Set exercise: Collect each line of the entries that holds the string "حديث".

Input for this task:
=-=-=-=-=

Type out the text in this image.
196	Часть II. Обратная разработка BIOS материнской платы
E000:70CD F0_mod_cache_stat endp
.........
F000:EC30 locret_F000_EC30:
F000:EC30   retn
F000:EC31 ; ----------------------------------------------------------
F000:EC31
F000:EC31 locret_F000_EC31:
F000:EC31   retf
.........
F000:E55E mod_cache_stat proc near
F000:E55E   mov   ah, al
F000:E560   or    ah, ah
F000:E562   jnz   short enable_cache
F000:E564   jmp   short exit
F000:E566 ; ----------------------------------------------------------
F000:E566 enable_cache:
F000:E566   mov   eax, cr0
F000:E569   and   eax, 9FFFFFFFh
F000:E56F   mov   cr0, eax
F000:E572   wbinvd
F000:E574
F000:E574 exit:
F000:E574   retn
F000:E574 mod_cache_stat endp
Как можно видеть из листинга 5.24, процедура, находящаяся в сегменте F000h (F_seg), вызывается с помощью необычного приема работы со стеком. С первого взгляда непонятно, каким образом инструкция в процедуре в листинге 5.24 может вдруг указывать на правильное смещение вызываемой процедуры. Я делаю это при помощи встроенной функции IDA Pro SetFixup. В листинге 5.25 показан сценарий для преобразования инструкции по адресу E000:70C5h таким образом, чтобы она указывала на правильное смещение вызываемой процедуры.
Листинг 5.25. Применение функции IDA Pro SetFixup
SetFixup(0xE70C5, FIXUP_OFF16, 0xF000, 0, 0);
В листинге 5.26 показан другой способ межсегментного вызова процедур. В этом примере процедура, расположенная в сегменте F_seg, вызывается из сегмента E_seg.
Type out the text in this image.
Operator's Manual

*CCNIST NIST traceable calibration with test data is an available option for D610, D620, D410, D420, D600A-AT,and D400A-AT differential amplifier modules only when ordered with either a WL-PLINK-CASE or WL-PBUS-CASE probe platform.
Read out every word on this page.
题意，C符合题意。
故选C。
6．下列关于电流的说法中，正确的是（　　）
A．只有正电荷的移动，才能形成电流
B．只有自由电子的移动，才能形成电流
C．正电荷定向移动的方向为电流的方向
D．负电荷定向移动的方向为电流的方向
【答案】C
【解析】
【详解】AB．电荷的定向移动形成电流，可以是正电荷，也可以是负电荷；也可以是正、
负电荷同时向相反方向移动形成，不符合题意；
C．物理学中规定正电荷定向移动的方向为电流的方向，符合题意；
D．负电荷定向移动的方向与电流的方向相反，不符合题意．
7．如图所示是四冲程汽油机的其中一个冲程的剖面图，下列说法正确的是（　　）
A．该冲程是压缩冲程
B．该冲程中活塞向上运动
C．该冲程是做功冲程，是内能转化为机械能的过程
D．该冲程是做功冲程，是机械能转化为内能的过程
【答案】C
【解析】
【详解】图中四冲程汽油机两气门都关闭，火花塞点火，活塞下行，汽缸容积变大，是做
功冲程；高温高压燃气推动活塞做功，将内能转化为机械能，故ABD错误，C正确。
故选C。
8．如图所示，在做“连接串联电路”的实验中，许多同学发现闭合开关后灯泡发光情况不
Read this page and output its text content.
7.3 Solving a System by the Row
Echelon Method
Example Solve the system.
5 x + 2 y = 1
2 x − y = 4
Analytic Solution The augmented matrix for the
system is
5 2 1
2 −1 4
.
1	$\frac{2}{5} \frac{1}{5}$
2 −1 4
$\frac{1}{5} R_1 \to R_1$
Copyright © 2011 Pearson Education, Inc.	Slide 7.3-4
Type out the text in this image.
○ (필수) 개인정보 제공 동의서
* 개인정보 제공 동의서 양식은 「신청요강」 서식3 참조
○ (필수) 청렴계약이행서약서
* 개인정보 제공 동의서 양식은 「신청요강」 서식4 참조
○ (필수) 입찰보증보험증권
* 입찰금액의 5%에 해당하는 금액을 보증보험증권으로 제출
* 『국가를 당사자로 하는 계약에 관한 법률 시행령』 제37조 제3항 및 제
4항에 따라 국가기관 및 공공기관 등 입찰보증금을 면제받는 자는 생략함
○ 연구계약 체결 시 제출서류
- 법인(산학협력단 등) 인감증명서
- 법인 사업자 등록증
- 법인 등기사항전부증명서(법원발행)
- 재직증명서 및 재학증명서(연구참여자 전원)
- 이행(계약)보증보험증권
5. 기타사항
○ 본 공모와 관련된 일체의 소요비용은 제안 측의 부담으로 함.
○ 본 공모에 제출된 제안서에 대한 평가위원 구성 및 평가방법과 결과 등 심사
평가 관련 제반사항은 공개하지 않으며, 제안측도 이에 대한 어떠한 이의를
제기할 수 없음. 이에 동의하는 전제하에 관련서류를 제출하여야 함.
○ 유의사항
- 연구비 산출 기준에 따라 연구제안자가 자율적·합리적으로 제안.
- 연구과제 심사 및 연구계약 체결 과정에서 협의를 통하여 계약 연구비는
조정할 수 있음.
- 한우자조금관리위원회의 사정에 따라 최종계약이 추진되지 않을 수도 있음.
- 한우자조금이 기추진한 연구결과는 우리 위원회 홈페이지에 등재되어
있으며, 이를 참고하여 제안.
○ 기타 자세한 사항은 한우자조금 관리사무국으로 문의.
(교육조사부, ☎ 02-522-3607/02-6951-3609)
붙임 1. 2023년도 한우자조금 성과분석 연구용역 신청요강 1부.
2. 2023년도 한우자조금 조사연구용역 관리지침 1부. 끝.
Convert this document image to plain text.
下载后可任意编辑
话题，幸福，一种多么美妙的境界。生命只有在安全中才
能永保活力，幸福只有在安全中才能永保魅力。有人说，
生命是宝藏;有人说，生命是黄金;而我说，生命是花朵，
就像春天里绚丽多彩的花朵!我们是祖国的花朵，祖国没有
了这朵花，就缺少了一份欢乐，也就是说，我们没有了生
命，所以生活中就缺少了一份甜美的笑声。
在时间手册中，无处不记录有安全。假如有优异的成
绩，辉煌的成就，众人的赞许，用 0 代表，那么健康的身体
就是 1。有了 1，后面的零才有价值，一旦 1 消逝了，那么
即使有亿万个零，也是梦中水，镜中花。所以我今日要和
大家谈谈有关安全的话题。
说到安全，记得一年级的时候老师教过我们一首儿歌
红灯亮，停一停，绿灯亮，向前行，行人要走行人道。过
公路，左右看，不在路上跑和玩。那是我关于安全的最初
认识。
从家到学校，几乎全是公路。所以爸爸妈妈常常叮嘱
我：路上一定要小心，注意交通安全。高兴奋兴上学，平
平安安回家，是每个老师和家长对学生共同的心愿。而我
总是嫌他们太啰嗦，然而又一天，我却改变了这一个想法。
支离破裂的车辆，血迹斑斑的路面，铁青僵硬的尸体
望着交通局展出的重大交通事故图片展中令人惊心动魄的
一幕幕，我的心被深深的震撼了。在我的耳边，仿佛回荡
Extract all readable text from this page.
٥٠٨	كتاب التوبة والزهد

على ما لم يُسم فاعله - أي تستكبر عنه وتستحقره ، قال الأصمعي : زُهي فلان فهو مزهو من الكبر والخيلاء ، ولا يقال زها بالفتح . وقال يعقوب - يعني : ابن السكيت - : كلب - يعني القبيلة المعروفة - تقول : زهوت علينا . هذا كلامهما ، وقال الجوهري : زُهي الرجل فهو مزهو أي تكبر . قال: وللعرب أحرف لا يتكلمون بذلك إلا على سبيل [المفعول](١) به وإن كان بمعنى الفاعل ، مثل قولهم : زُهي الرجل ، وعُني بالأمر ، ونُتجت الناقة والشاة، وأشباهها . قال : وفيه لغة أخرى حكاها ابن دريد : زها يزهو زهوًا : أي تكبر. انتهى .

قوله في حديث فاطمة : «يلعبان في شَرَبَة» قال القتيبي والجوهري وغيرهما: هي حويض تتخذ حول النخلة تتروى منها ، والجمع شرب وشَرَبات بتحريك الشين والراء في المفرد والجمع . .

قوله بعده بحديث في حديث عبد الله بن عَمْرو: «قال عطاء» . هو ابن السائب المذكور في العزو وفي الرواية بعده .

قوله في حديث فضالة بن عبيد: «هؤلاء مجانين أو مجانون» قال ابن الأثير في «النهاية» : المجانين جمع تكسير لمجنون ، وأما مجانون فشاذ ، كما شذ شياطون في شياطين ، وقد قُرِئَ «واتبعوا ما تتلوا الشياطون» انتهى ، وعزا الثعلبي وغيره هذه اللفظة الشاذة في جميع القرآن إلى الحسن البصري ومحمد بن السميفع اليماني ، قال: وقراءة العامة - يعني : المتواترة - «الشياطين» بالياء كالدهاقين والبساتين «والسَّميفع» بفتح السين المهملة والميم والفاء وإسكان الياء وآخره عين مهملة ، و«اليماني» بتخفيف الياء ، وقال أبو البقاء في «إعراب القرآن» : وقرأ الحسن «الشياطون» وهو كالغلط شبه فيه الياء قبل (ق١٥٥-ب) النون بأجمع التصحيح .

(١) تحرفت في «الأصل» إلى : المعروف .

=-=-=-=-=

Problem solution:
قوله في حديث فاطمة : «يلعبان في شَرَبَة» قال القتيبي والجوهري وغيرهما: هي حويض تتخذ حول النخلة تتروى منها ، والجمع شرب وشَرَبات بتحريك الشين والراء في المفرد والجمع . .
قوله بعده بحديث في حديث عبد الله بن عَمْرو: «قال عطاء» . هو ابن السائب المذكور في العزو وفي الرواية بعده .
قوله في حديث فضالة بن عبيد: «هؤلاء مجانين أو مجانون» قال ابن الأثير في «النهاية» : المجانين جمع تكسير لمجنون ، وأما مجانون فشاذ ، كما شذ شياطون في شياطين ، وقد قُرِئَ «واتبعوا ما تتلوا الشياطون» انتهى ، وعزا الثعلبي وغيره هذه اللفظة الشاذة في جميع القرآن إلى الحسن البصري ومحمد بن السميفع اليماني ، قال: وقراءة العامة - يعني : المتواترة - «الشياطين» بالياء كالدهاقين والبساتين «والسَّميفع» بفتح السين المهملة والميم والفاء وإسكان الياء وآخره عين مهملة ، و«اليماني» بتخفيف الياء ، وقال أبو البقاء في «إعراب القرآن» : وقرأ الحسن «الشياطون» وهو كالغلط شبه فيه الياء قبل (ق١٥٥-ب) النون بأجمع التصحيح .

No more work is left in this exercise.